**** MATERIAL SUPPLIED ****
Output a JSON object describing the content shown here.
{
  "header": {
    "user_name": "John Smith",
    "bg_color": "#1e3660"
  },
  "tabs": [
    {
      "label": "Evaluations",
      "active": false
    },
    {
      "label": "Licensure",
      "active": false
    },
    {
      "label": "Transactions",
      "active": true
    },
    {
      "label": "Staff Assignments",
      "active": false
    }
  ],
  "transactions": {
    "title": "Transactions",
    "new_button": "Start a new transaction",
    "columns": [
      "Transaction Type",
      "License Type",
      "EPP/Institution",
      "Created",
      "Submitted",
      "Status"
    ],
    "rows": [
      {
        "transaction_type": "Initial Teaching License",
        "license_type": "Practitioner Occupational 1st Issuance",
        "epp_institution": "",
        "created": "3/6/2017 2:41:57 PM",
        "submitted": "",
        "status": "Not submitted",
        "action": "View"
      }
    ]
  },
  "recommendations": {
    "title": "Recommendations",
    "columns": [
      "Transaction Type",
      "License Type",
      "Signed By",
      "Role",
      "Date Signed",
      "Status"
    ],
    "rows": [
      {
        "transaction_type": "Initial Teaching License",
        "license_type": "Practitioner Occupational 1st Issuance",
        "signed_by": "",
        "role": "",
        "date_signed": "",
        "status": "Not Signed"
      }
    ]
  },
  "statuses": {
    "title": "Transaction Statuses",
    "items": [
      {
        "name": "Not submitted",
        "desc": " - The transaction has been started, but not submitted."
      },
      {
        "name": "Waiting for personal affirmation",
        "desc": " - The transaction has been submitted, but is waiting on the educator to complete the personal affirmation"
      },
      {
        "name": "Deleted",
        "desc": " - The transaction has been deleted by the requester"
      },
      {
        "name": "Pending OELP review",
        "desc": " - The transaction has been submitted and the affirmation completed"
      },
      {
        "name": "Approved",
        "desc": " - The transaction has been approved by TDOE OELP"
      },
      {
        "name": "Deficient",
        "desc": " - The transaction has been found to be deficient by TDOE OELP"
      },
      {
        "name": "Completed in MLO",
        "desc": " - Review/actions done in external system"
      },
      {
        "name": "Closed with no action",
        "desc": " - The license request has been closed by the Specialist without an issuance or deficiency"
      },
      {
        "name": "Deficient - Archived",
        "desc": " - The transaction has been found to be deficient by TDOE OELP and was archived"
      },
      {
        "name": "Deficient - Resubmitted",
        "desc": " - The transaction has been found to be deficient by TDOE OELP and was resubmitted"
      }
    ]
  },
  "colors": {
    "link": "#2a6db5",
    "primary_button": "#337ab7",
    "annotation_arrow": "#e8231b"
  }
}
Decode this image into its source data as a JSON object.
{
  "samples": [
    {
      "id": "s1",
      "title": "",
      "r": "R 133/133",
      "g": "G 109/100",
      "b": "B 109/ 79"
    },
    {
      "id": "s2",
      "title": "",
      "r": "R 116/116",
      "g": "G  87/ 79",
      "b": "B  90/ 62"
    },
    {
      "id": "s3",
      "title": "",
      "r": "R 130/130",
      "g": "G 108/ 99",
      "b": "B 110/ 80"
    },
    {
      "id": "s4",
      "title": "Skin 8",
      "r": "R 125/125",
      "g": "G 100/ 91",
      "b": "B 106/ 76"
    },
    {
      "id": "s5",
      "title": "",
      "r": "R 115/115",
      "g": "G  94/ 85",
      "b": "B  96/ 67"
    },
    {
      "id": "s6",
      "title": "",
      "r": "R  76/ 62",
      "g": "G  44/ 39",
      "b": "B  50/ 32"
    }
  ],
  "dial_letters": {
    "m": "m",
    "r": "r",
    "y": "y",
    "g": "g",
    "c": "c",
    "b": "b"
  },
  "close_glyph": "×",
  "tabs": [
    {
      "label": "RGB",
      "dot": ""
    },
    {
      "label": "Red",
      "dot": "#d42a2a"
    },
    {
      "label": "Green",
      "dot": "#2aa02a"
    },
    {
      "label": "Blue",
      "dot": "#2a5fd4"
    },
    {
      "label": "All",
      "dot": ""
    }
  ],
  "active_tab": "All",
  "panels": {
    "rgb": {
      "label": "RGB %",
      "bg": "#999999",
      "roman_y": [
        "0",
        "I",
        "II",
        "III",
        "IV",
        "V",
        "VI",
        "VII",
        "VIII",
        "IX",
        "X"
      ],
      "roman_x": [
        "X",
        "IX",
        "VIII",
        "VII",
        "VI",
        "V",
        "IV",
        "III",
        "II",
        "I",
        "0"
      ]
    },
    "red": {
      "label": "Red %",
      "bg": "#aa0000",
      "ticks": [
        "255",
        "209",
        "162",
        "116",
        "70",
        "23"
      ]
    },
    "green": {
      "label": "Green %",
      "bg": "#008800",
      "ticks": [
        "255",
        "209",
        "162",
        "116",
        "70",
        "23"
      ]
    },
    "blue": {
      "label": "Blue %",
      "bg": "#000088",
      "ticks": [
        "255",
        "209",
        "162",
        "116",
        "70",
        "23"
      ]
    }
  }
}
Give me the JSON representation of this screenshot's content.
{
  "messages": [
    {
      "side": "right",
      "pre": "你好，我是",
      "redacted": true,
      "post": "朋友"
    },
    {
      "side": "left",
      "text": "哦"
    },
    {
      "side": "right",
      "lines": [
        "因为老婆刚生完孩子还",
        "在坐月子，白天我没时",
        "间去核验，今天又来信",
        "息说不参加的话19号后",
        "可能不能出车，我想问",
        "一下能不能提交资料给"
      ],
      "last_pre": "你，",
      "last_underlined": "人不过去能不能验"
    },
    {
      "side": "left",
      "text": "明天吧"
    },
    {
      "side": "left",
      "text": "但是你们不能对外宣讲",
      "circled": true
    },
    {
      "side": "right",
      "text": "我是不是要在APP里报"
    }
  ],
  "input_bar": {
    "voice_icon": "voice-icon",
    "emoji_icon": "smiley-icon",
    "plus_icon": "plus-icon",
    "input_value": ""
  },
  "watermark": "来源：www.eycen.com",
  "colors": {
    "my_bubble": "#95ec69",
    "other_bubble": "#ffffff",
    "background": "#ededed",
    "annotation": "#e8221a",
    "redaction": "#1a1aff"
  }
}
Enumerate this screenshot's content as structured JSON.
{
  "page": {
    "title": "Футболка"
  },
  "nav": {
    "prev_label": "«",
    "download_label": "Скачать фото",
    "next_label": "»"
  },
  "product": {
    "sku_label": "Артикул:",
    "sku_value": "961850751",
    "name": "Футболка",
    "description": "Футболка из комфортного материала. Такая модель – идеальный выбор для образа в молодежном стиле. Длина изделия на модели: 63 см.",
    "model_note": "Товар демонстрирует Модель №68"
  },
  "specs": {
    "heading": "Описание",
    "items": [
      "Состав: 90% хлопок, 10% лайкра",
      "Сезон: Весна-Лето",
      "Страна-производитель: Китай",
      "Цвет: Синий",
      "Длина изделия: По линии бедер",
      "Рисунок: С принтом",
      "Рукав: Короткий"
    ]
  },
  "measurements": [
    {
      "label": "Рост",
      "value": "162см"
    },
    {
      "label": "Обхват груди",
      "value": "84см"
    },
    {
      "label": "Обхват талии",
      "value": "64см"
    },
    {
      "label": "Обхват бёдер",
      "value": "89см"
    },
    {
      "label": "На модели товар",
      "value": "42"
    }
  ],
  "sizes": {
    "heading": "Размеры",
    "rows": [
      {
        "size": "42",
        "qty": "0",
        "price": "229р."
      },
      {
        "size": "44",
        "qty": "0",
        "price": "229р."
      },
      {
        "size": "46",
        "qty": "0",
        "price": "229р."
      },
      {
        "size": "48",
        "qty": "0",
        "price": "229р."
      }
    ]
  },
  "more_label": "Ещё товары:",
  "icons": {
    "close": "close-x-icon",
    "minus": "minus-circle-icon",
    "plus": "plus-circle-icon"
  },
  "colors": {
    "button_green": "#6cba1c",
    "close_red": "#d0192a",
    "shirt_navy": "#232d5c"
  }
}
****
## WORK REQUIRED
Type out the material again exactly as presented.

## COMPLETED TASK
Output a JSON object describing the content shown here.
{
  "header": {
    "user_name": "John Smith",
    "bg_color": "#1e3660"
  },
  "tabs": [
    {
      "label": "Evaluations",
      "active": false
    },
    {
      "label": "Licensure",
      "active": false
    },
    {
      "label": "Transactions",
      "active": true
    },
    {
      "label": "Staff Assignments",
      "active": false
    }
  ],
  "transactions": {
    "title": "Transactions",
    "new_button": "Start a new transaction",
    "columns": [
      "Transaction Type",
      "License Type",
      "EPP/Institution",
      "Created",
      "Submitted",
      "Status"
    ],
    "rows": [
      {
        "transaction_type": "Initial Teaching License",
        "license_type": "Practitioner Occupational 1st Issuance",
        "epp_institution": "",
        "created": "3/6/2017 2:41:57 PM",
        "submitted": "",
        "status": "Not submitted",
        "action": "View"
      }
    ]
  },
  "recommendations": {
    "title": "Recommendations",
    "columns": [
      "Transaction Type",
      "License Type",
      "Signed By",
      "Role",
      "Date Signed",
      "Status"
    ],
    "rows": [
      {
        "transaction_type": "Initial Teaching License",
        "license_type": "Practitioner Occupational 1st Issuance",
        "signed_by": "",
        "role": "",
        "date_signed": "",
        "status": "Not Signed"
      }
    ]
  },
  "statuses": {
    "title": "Transaction Statuses",
    "items": [
      {
        "name": "Not submitted",
        "desc": " - The transaction has been started, but not submitted."
      },
      {
        "name": "Waiting for personal affirmation",
        "desc": " - The transaction has been submitted, but is waiting on the educator to complete the personal affirmation"
      },
      {
        "name": "Deleted",
        "desc": " - The transaction has been deleted by the requester"
      },
      {
        "name": "Pending OELP review",
        "desc": " - The transaction has been submitted and the affirmation completed"
      },
      {
        "name": "Approved",
        "desc": " - The transaction has been approved by TDOE OELP"
      },
      {
        "name": "Deficient",
        "desc": " - The transaction has been found to be deficient by TDOE OELP"
      },
      {
        "name": "Completed in MLO",
        "desc": " - Review/actions done in external system"
      },
      {
        "name": "Closed with no action",
        "desc": " - The license request has been closed by the Specialist without an issuance or deficiency"
      },
      {
        "name": "Deficient - Archived",
        "desc": " - The transaction has been found to be deficient by TDOE OELP and was archived"
      },
      {
        "name": "Deficient - Resubmitted",
        "desc": " - The transaction has been found to be deficient by TDOE OELP and was resubmitted"
      }
    ]
  },
  "colors": {
    "link": "#2a6db5",
    "primary_button": "#337ab7",
    "annotation_arrow": "#e8231b"
  }
}
Decode this image into its source data as a JSON object.
{
  "samples": [
    {
      "id": "s1",
      "title": "",
      "r": "R 133/133",
      "g": "G 109/100",
      "b": "B 109/ 79"
    },
    {
      "id": "s2",
      "title": "",
      "r": "R 116/116",
      "g": "G  87/ 79",
      "b": "B  90/ 62"
    },
    {
      "id": "s3",
      "title": "",
      "r": "R 130/130",
      "g": "G 108/ 99",
      "b": "B 110/ 80"
    },
    {
      "id": "s4",
      "title": "Skin 8",
      "r": "R 125/125",
      "g": "G 100/ 91",
      "b": "B 106/ 76"
    },
    {
      "id": "s5",
      "title": "",
      "r": "R 115/115",
      "g": "G  94/ 85",
      "b": "B  96/ 67"
    },
    {
      "id": "s6",
      "title": "",
      "r": "R  76/ 62",
      "g": "G  44/ 39",
      "b": "B  50/ 32"
    }
  ],
  "dial_letters": {
    "m": "m",
    "r": "r",
    "y": "y",
    "g": "g",
    "c": "c",
    "b": "b"
  },
  "close_glyph": "×",
  "tabs": [
    {
      "label": "RGB",
      "dot": ""
    },
    {
      "label": "Red",
      "dot": "#d42a2a"
    },
    {
      "label": "Green",
      "dot": "#2aa02a"
    },
    {
      "label": "Blue",
      "dot": "#2a5fd4"
    },
    {
      "label": "All",
      "dot": ""
    }
  ],
  "active_tab": "All",
  "panels": {
    "rgb": {
      "label": "RGB %",
      "bg": "#999999",
      "roman_y": [
        "0",
        "I",
        "II",
        "III",
        "IV",
        "V",
        "VI",
        "VII",
        "VIII",
        "IX",
        "X"
      ],
      "roman_x": [
        "X",
        "IX",
        "VIII",
        "VII",
        "VI",
        "V",
        "IV",
        "III",
        "II",
        "I",
        "0"
      ]
    },
    "red": {
      "label": "Red %",
      "bg": "#aa0000",
      "ticks": [
        "255",
        "209",
        "162",
        "116",
        "70",
        "23"
      ]
    },
    "green": {
      "label": "Green %",
      "bg": "#008800",
      "ticks": [
        "255",
        "209",
        "162",
        "116",
        "70",
        "23"
      ]
    },
    "blue": {
      "label": "Blue %",
      "bg": "#000088",
      "ticks": [
        "255",
        "209",
        "162",
        "116",
        "70",
        "23"
      ]
    }
  }
}
Give me the JSON representation of this screenshot's content.
{
  "messages": [
    {
      "side": "right",
      "pre": "你好，我是",
      "redacted": true,
      "post": "朋友"
    },
    {
      "side": "left",
      "text": "哦"
    },
    {
      "side": "right",
      "lines": [
        "因为老婆刚生完孩子还",
        "在坐月子，白天我没时",
        "间去核验，今天又来信",
        "息说不参加的话19号后",
        "可能不能出车，我想问",
        "一下能不能提交资料给"
      ],
      "last_pre": "你，",
      "last_underlined": "人不过去能不能验"
    },
    {
      "side": "left",
      "text": "明天吧"
    },
    {
      "side": "left",
      "text": "但是你们不能对外宣讲",
      "circled": true
    },
    {
      "side": "right",
      "text": "我是不是要在APP里报"
    }
  ],
  "input_bar": {
    "voice_icon": "voice-icon",
    "emoji_icon": "smiley-icon",
    "plus_icon": "plus-icon",
    "input_value": ""
  },
  "watermark": "来源：www.eycen.com",
  "colors": {
    "my_bubble": "#95ec69",
    "other_bubble": "#ffffff",
    "background": "#ededed",
    "annotation": "#e8221a",
    "redaction": "#1a1aff"
  }
}
Enumerate this screenshot's content as structured JSON.
{
  "page": {
    "title": "Футболка"
  },
  "nav": {
    "prev_label": "«",
    "download_label": "Скачать фото",
    "next_label": "»"
  },
  "product": {
    "sku_label": "Артикул:",
    "sku_value": "961850751",
    "name": "Футболка",
    "description": "Футболка из комфортного материала. Такая модель – идеальный выбор для образа в молодежном стиле. Длина изделия на модели: 63 см.",
    "model_note": "Товар демонстрирует Модель №68"
  },
  "specs": {
    "heading": "Описание",
    "items": [
      "Состав: 90% хлопок, 10% лайкра",
      "Сезон: Весна-Лето",
      "Страна-производитель: Китай",
      "Цвет: Синий",
      "Длина изделия: По линии бедер",
      "Рисунок: С принтом",
      "Рукав: Короткий"
    ]
  },
  "measurements": [
    {
      "label": "Рост",
      "value": "162см"
    },
    {
      "label": "Обхват груди",
      "value": "84см"
    },
    {
      "label": "Обхват талии",
      "value": "64см"
    },
    {
      "label": "Обхват бёдер",
      "value": "89см"
    },
    {
      "label": "На модели товар",
      "value": "42"
    }
  ],
  "sizes": {
    "heading": "Размеры",
    "rows": [
      {
        "size": "42",
        "qty": "0",
        "price": "229р."
      },
      {
        "size": "44",
        "qty": "0",
        "price": "229р."
      },
      {
        "size": "46",
        "qty": "0",
        "price": "229р."
      },
      {
        "size": "48",
        "qty": "0",
        "price": "229р."
      }
    ]
  },
  "more_label": "Ещё товары:",
  "icons": {
    "close": "close-x-icon",
    "minus": "minus-circle-icon",
    "plus": "plus-circle-icon"
  },
  "colors": {
    "button_green": "#6cba1c",
    "close_red": "#d0192a",
    "shirt_navy": "#232d5c"
  }
}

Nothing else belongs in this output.